[START OF ROWS]

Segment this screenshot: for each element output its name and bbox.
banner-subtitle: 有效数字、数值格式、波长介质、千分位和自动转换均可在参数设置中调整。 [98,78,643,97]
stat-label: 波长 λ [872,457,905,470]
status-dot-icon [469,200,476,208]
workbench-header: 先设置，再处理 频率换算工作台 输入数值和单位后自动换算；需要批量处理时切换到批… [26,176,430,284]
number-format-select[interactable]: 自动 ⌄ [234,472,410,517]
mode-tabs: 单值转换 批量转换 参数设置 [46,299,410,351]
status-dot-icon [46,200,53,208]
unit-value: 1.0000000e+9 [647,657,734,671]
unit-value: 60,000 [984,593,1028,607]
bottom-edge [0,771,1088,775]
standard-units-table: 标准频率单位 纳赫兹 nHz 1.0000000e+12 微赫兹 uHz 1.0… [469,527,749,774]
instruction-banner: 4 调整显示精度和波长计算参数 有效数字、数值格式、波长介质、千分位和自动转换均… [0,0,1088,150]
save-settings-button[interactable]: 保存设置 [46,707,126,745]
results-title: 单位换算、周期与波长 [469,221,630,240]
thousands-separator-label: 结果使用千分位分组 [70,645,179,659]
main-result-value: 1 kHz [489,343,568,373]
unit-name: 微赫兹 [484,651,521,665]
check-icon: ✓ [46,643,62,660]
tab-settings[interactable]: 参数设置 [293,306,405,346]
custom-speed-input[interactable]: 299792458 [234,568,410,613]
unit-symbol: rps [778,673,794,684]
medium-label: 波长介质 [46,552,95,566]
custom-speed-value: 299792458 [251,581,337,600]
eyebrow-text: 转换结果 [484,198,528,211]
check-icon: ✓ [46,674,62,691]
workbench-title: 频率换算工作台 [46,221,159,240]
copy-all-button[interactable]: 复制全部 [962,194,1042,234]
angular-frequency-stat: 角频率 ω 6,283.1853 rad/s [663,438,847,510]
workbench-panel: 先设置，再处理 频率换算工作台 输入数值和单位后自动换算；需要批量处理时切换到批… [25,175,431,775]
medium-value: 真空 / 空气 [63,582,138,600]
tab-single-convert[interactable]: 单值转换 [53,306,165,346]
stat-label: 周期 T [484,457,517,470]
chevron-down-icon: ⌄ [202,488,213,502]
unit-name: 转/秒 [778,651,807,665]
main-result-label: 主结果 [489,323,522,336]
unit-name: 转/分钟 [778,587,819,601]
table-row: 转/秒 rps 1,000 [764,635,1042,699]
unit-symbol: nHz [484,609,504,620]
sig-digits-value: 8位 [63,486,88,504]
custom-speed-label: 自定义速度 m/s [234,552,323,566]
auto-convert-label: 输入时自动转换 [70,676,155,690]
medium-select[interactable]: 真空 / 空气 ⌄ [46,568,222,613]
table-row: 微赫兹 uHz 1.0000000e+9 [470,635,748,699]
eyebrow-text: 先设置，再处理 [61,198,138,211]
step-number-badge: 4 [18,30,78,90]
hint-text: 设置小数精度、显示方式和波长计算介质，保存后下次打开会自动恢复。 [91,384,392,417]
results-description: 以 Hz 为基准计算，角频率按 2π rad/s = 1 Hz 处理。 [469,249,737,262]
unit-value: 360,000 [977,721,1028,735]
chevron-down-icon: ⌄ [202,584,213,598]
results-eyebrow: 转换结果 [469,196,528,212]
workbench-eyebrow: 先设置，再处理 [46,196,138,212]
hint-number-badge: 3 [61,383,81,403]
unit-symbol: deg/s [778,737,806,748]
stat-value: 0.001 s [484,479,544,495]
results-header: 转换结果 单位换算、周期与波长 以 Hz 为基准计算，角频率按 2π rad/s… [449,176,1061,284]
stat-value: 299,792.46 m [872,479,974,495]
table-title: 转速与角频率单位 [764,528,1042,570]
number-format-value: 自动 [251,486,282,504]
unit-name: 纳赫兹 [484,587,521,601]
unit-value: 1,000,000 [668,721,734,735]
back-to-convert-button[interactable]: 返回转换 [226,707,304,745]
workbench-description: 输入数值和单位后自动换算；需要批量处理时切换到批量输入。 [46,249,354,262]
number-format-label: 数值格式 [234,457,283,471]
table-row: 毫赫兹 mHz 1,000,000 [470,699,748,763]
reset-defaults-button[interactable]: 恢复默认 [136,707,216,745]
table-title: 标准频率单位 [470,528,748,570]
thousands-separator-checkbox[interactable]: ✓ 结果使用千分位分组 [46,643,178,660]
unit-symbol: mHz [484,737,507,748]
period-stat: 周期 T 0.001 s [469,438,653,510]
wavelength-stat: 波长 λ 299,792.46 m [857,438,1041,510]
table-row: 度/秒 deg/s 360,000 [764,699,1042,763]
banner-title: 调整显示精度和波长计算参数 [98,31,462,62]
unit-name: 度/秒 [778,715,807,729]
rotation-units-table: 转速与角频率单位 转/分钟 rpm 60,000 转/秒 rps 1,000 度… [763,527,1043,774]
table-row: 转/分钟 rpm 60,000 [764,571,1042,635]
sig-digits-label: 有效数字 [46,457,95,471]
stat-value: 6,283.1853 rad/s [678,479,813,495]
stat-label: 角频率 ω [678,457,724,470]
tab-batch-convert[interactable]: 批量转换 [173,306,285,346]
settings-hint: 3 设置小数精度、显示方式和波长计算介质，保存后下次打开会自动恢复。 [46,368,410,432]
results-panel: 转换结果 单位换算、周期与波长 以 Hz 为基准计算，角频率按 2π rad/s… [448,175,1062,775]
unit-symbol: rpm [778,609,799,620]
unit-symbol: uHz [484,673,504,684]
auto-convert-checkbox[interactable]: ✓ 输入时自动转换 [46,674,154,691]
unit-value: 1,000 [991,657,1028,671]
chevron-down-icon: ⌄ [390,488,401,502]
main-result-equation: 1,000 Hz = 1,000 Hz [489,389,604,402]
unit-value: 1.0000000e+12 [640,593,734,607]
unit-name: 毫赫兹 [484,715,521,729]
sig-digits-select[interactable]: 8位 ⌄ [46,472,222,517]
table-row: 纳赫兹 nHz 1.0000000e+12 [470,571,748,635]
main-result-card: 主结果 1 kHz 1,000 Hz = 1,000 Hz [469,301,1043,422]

[END OF ROWS]

◆ YOUR TASK: Which lines of the material contain the word "panel"? Show each of them in full.

◆ SOLUTION FOR THIS PROBLEM:
workbench-panel: 先设置，再处理 频率换算工作台 输入数值和单位后自动换算；需要批量处理时切换到批… [25,175,431,775]
results-panel: 转换结果 单位换算、周期与波长 以 Hz 为基准计算，角频率按 2π rad/s… [448,175,1062,775]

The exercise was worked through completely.